*Set task*
Repeat every record below exactly as it appears.

*Data supplied*
* Begin *
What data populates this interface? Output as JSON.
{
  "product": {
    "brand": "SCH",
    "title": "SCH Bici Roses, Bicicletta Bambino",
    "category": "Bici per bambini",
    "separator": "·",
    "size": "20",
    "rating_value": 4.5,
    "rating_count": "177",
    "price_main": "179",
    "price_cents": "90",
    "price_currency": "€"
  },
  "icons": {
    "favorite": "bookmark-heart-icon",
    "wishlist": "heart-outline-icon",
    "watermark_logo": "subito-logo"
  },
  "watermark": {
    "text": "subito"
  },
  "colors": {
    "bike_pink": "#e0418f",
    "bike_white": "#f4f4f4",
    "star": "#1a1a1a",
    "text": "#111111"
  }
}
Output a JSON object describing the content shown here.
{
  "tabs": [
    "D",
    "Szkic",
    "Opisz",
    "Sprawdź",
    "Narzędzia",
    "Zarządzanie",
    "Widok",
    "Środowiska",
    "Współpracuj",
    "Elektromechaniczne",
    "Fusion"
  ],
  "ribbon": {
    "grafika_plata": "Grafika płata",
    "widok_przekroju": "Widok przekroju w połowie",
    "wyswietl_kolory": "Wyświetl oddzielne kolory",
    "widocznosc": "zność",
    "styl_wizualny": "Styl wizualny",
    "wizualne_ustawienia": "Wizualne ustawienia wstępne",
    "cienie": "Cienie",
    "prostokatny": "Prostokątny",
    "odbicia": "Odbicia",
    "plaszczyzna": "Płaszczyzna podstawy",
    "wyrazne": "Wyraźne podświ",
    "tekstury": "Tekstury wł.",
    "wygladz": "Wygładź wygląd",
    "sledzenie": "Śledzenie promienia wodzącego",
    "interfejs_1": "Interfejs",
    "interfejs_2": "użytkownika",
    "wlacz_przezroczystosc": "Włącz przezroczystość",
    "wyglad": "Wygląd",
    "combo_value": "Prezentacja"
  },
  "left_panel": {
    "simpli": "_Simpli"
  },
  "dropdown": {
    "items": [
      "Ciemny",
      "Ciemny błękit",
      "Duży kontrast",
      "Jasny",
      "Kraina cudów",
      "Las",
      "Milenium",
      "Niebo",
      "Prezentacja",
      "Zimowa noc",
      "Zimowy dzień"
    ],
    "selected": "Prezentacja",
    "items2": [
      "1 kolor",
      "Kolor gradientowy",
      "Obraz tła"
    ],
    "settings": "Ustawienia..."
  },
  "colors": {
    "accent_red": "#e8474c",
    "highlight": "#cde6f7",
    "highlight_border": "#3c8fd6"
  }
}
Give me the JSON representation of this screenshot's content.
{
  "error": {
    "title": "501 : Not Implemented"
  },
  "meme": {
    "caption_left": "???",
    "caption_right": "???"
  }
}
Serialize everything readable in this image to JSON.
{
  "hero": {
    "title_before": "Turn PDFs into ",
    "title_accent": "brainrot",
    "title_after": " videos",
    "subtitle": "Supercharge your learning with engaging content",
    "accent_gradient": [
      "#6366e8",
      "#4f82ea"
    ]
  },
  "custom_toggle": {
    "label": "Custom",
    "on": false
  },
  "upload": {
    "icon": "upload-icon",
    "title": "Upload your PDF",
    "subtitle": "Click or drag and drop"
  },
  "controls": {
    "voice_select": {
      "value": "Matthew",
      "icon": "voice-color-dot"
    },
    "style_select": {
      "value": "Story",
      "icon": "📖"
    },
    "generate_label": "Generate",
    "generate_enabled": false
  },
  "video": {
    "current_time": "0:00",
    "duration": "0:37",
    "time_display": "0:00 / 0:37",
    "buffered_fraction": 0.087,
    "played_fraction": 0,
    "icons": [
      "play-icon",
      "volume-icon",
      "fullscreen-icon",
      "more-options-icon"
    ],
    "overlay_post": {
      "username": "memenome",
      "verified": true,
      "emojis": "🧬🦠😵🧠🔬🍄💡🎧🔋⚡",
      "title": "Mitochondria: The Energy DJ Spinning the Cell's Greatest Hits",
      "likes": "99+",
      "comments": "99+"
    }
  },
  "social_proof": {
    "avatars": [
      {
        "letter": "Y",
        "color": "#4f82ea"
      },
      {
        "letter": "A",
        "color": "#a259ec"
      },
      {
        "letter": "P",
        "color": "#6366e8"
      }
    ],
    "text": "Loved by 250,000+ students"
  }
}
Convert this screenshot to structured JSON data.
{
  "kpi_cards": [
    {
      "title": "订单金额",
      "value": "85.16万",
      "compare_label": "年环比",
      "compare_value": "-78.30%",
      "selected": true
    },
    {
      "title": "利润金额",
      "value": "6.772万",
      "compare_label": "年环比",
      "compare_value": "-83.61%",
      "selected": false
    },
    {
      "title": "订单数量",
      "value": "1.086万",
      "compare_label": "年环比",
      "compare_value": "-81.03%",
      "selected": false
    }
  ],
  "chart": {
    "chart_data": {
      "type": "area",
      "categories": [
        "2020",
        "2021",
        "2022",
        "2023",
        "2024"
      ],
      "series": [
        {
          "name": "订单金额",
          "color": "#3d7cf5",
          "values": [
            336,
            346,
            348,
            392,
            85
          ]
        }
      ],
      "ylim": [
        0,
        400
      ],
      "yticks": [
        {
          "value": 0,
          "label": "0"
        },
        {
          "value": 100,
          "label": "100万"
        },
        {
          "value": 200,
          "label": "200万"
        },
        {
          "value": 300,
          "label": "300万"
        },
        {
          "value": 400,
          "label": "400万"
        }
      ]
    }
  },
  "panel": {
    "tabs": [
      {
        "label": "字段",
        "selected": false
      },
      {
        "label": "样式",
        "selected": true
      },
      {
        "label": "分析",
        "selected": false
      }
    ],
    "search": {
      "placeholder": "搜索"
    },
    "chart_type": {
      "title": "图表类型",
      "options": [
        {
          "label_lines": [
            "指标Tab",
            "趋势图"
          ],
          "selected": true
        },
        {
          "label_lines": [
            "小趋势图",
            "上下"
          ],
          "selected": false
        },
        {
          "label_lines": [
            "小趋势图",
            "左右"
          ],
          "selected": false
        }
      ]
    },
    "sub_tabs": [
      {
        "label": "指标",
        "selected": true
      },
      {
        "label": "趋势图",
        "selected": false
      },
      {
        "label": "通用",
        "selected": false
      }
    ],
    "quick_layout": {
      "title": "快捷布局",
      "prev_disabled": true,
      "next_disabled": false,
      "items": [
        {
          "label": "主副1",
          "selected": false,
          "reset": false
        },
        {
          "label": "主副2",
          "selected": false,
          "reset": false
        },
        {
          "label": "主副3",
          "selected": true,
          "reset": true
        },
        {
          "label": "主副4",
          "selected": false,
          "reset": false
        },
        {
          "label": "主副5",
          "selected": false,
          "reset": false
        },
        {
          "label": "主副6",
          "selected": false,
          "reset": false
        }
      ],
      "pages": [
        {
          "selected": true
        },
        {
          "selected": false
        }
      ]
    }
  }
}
* End *
*Final result*
What data populates this interface? Output as JSON.
{
  "product": {
    "brand": "SCH",
    "title": "SCH Bici Roses, Bicicletta Bambino",
    "category": "Bici per bambini",
    "separator": "·",
    "size": "20",
    "rating_value": 4.5,
    "rating_count": "177",
    "price_main": "179",
    "price_cents": "90",
    "price_currency": "€"
  },
  "icons": {
    "favorite": "bookmark-heart-icon",
    "wishlist": "heart-outline-icon",
    "watermark_logo": "subito-logo"
  },
  "watermark": {
    "text": "subito"
  },
  "colors": {
    "bike_pink": "#e0418f",
    "bike_white": "#f4f4f4",
    "star": "#1a1a1a",
    "text": "#111111"
  }
}
Output a JSON object describing the content shown here.
{
  "tabs": [
    "D",
    "Szkic",
    "Opisz",
    "Sprawdź",
    "Narzędzia",
    "Zarządzanie",
    "Widok",
    "Środowiska",
    "Współpracuj",
    "Elektromechaniczne",
    "Fusion"
  ],
  "ribbon": {
    "grafika_plata": "Grafika płata",
    "widok_przekroju": "Widok przekroju w połowie",
    "wyswietl_kolory": "Wyświetl oddzielne kolory",
    "widocznosc": "zność",
    "styl_wizualny": "Styl wizualny",
    "wizualne_ustawienia": "Wizualne ustawienia wstępne",
    "cienie": "Cienie",
    "prostokatny": "Prostokątny",
    "odbicia": "Odbicia",
    "plaszczyzna": "Płaszczyzna podstawy",
    "wyrazne": "Wyraźne podświ",
    "tekstury": "Tekstury wł.",
    "wygladz": "Wygładź wygląd",
    "sledzenie": "Śledzenie promienia wodzącego",
    "interfejs_1": "Interfejs",
    "interfejs_2": "użytkownika",
    "wlacz_przezroczystosc": "Włącz przezroczystość",
    "wyglad": "Wygląd",
    "combo_value": "Prezentacja"
  },
  "left_panel": {
    "simpli": "_Simpli"
  },
  "dropdown": {
    "items": [
      "Ciemny",
      "Ciemny błękit",
      "Duży kontrast",
      "Jasny",
      "Kraina cudów",
      "Las",
      "Milenium",
      "Niebo",
      "Prezentacja",
      "Zimowa noc",
      "Zimowy dzień"
    ],
    "selected": "Prezentacja",
    "items2": [
      "1 kolor",
      "Kolor gradientowy",
      "Obraz tła"
    ],
    "settings": "Ustawienia..."
  },
  "colors": {
    "accent_red": "#e8474c",
    "highlight": "#cde6f7",
    "highlight_border": "#3c8fd6"
  }
}
Give me the JSON representation of this screenshot's content.
{
  "error": {
    "title": "501 : Not Implemented"
  },
  "meme": {
    "caption_left": "???",
    "caption_right": "???"
  }
}
Serialize everything readable in this image to JSON.
{
  "hero": {
    "title_before": "Turn PDFs into ",
    "title_accent": "brainrot",
    "title_after": " videos",
    "subtitle": "Supercharge your learning with engaging content",
    "accent_gradient": [
      "#6366e8",
      "#4f82ea"
    ]
  },
  "custom_toggle": {
    "label": "Custom",
    "on": false
  },
  "upload": {
    "icon": "upload-icon",
    "title": "Upload your PDF",
    "subtitle": "Click or drag and drop"
  },
  "controls": {
    "voice_select": {
      "value": "Matthew",
      "icon": "voice-color-dot"
    },
    "style_select": {
      "value": "Story",
      "icon": "📖"
    },
    "generate_label": "Generate",
    "generate_enabled": false
  },
  "video": {
    "current_time": "0:00",
    "duration": "0:37",
    "time_display": "0:00 / 0:37",
    "buffered_fraction": 0.087,
    "played_fraction": 0,
    "icons": [
      "play-icon",
      "volume-icon",
      "fullscreen-icon",
      "more-options-icon"
    ],
    "overlay_post": {
      "username": "memenome",
      "verified": true,
      "emojis": "🧬🦠😵🧠🔬🍄💡🎧🔋⚡",
      "title": "Mitochondria: The Energy DJ Spinning the Cell's Greatest Hits",
      "likes": "99+",
      "comments": "99+"
    }
  },
  "social_proof": {
    "avatars": [
      {
        "letter": "Y",
        "color": "#4f82ea"
      },
      {
        "letter": "A",
        "color": "#a259ec"
      },
      {
        "letter": "P",
        "color": "#6366e8"
      }
    ],
    "text": "Loved by 250,000+ students"
  }
}
Convert this screenshot to structured JSON data.
{
  "kpi_cards": [
    {
      "title": "订单金额",
      "value": "85.16万",
      "compare_label": "年环比",
      "compare_value": "-78.30%",
      "selected": true
    },
    {
      "title": "利润金额",
      "value": "6.772万",
      "compare_label": "年环比",
      "compare_value": "-83.61%",
      "selected": false
    },
    {
      "title": "订单数量",
      "value": "1.086万",
      "compare_label": "年环比",
      "compare_value": "-81.03%",
      "selected": false
    }
  ],
  "chart": {
    "chart_data": {
      "type": "area",
      "categories": [
        "2020",
        "2021",
        "2022",
        "2023",
        "2024"
      ],
      "series": [
        {
          "name": "订单金额",
          "color": "#3d7cf5",
          "values": [
            336,
            346,
            348,
            392,
            85
          ]
        }
      ],
      "ylim": [
        0,
        400
      ],
      "yticks": [
        {
          "value": 0,
          "label": "0"
        },
        {
          "value": 100,
          "label": "100万"
        },
        {
          "value": 200,
          "label": "200万"
        },
        {
          "value": 300,
          "label": "300万"
        },
        {
          "value": 400,
          "label": "400万"
        }
      ]
    }
  },
  "panel": {
    "tabs": [
      {
        "label": "字段",
        "selected": false
      },
      {
        "label": "样式",
        "selected": true
      },
      {
        "label": "分析",
        "selected": false
      }
    ],
    "search": {
      "placeholder": "搜索"
    },
    "chart_type": {
      "title": "图表类型",
      "options": [
        {
          "label_lines": [
            "指标Tab",
            "趋势图"
          ],
          "selected": true
        },
        {
          "label_lines": [
            "小趋势图",
            "上下"
          ],
          "selected": false
        },
        {
          "label_lines": [
            "小趋势图",
            "左右"
          ],
          "selected": false
        }
      ]
    },
    "sub_tabs": [
      {
        "label": "指标",
        "selected": true
      },
      {
        "label": "趋势图",
        "selected": false
      },
      {
        "label": "通用",
        "selected": false
      }
    ],
    "quick_layout": {
      "title": "快捷布局",
      "prev_disabled": true,
      "next_disabled": false,
      "items": [
        {
          "label": "主副1",
          "selected": false,
          "reset": false
        },
        {
          "label": "主副2",
          "selected": false,
          "reset": false
        },
        {
          "label": "主副3",
          "selected": true,
          "reset": true
        },
        {
          "label": "主副4",
          "selected": false,
          "reset": false
        },
        {
          "label": "主副5",
          "selected": false,
          "reset": false
        },
        {
          "label": "主副6",
          "selected": false,
          "reset": false
        }
      ],
      "pages": [
        {
          "selected": true
        },
        {
          "selected": false
        }
      ]
    }
  }
}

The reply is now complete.